* Provided information

────────────────────────────────────────

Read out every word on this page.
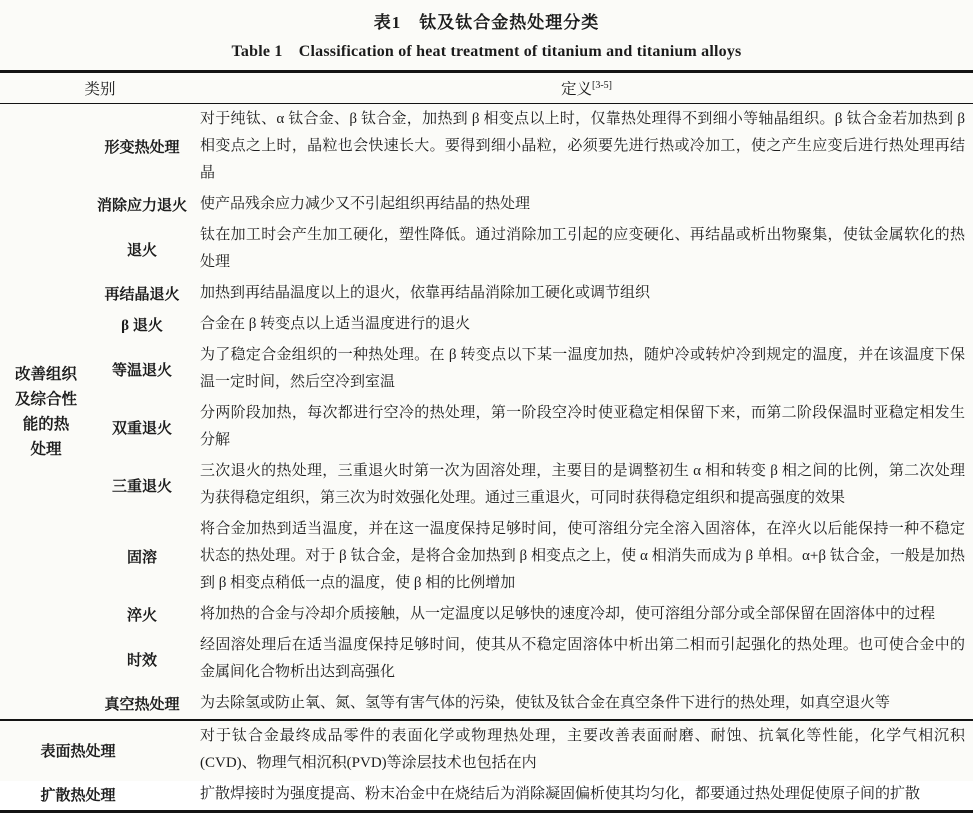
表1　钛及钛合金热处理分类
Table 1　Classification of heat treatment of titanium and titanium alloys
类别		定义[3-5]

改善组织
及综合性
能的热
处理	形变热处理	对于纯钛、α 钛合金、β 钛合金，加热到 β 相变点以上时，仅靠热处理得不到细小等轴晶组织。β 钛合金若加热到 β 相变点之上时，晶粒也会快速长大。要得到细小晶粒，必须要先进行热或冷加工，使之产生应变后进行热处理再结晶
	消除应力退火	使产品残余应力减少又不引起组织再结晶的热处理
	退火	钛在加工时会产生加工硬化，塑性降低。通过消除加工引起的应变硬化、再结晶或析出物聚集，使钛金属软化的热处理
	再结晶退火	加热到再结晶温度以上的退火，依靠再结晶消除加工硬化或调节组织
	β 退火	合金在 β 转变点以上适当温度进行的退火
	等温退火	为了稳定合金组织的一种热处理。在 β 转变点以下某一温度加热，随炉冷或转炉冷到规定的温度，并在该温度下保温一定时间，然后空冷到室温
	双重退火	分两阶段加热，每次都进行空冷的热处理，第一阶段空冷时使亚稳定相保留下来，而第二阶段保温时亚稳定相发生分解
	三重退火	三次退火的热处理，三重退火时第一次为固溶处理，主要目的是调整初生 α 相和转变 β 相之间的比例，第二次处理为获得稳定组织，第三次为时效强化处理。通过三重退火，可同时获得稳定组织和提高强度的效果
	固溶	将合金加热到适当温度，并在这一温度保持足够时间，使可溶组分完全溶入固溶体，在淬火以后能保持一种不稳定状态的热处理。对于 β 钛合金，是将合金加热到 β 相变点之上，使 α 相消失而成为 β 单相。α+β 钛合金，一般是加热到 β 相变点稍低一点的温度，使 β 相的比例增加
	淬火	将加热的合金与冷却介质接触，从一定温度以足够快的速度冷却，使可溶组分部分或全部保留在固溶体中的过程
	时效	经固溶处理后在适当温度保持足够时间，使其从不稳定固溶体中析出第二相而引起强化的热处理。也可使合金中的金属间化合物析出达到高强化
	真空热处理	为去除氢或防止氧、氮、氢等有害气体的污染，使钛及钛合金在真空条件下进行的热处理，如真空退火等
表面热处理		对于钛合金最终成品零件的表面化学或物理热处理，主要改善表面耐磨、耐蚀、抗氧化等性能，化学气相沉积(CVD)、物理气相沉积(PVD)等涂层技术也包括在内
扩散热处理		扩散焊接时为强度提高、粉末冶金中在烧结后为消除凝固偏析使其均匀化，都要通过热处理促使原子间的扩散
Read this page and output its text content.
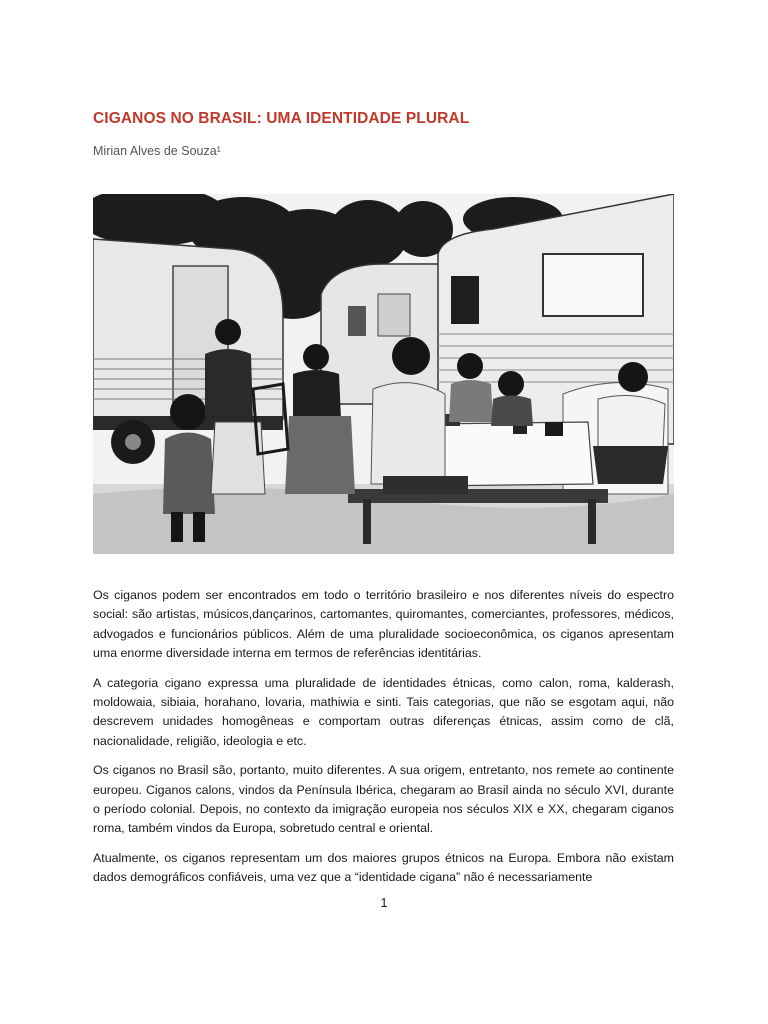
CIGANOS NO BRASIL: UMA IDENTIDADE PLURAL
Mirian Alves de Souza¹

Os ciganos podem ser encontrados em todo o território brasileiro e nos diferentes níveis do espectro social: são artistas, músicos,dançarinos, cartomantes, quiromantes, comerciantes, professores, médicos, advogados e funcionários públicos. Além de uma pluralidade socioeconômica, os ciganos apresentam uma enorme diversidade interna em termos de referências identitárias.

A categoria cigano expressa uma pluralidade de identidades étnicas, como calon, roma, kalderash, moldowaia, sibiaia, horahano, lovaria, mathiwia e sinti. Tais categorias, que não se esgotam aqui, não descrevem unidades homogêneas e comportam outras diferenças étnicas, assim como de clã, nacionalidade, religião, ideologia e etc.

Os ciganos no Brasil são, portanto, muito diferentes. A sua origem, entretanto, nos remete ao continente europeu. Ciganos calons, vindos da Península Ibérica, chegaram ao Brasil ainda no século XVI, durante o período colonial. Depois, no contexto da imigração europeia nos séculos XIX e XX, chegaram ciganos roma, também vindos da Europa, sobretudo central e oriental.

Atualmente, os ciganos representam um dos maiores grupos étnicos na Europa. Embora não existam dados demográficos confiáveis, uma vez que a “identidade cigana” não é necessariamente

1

────────────────────────────────────────

* Objective
Go through the material above and print all of it exactly, except the pictures.

* The reply
Read out every word on this page.
表1　钛及钛合金热处理分类
Table 1　Classification of heat treatment of titanium and titanium alloys
类别		定义[3-5]

改善组织
及综合性
能的热
处理	形变热处理	对于纯钛、α 钛合金、β 钛合金，加热到 β 相变点以上时，仅靠热处理得不到细小等轴晶组织。β 钛合金若加热到 β 相变点之上时，晶粒也会快速长大。要得到细小晶粒，必须要先进行热或冷加工，使之产生应变后进行热处理再结晶
	消除应力退火	使产品残余应力减少又不引起组织再结晶的热处理
	退火	钛在加工时会产生加工硬化，塑性降低。通过消除加工引起的应变硬化、再结晶或析出物聚集，使钛金属软化的热处理
	再结晶退火	加热到再结晶温度以上的退火，依靠再结晶消除加工硬化或调节组织
	β 退火	合金在 β 转变点以上适当温度进行的退火
	等温退火	为了稳定合金组织的一种热处理。在 β 转变点以下某一温度加热，随炉冷或转炉冷到规定的温度，并在该温度下保温一定时间，然后空冷到室温
	双重退火	分两阶段加热，每次都进行空冷的热处理，第一阶段空冷时使亚稳定相保留下来，而第二阶段保温时亚稳定相发生分解
	三重退火	三次退火的热处理，三重退火时第一次为固溶处理，主要目的是调整初生 α 相和转变 β 相之间的比例，第二次处理为获得稳定组织，第三次为时效强化处理。通过三重退火，可同时获得稳定组织和提高强度的效果
	固溶	将合金加热到适当温度，并在这一温度保持足够时间，使可溶组分完全溶入固溶体，在淬火以后能保持一种不稳定状态的热处理。对于 β 钛合金，是将合金加热到 β 相变点之上，使 α 相消失而成为 β 单相。α+β 钛合金，一般是加热到 β 相变点稍低一点的温度，使 β 相的比例增加
	淬火	将加热的合金与冷却介质接触，从一定温度以足够快的速度冷却，使可溶组分部分或全部保留在固溶体中的过程
	时效	经固溶处理后在适当温度保持足够时间，使其从不稳定固溶体中析出第二相而引起强化的热处理。也可使合金中的金属间化合物析出达到高强化
	真空热处理	为去除氢或防止氧、氮、氢等有害气体的污染，使钛及钛合金在真空条件下进行的热处理，如真空退火等
表面热处理		对于钛合金最终成品零件的表面化学或物理热处理，主要改善表面耐磨、耐蚀、抗氧化等性能，化学气相沉积(CVD)、物理气相沉积(PVD)等涂层技术也包括在内
扩散热处理		扩散焊接时为强度提高、粉末冶金中在烧结后为消除凝固偏析使其均匀化，都要通过热处理促使原子间的扩散
Read this page and output its text content.
CIGANOS NO BRASIL: UMA IDENTIDADE PLURAL
Mirian Alves de Souza¹

Os ciganos podem ser encontrados em todo o território brasileiro e nos diferentes níveis do espectro social: são artistas, músicos,dançarinos, cartomantes, quiromantes, comerciantes, professores, médicos, advogados e funcionários públicos. Além de uma pluralidade socioeconômica, os ciganos apresentam uma enorme diversidade interna em termos de referências identitárias.

A categoria cigano expressa uma pluralidade de identidades étnicas, como calon, roma, kalderash, moldowaia, sibiaia, horahano, lovaria, mathiwia e sinti. Tais categorias, que não se esgotam aqui, não descrevem unidades homogêneas e comportam outras diferenças étnicas, assim como de clã, nacionalidade, religião, ideologia e etc.

Os ciganos no Brasil são, portanto, muito diferentes. A sua origem, entretanto, nos remete ao continente europeu. Ciganos calons, vindos da Península Ibérica, chegaram ao Brasil ainda no século XVI, durante o período colonial. Depois, no contexto da imigração europeia nos séculos XIX e XX, chegaram ciganos roma, também vindos da Europa, sobretudo central e oriental.

Atualmente, os ciganos representam um dos maiores grupos étnicos na Europa. Embora não existam dados demográficos confiáveis, uma vez que a “identidade cigana” não é necessariamente

1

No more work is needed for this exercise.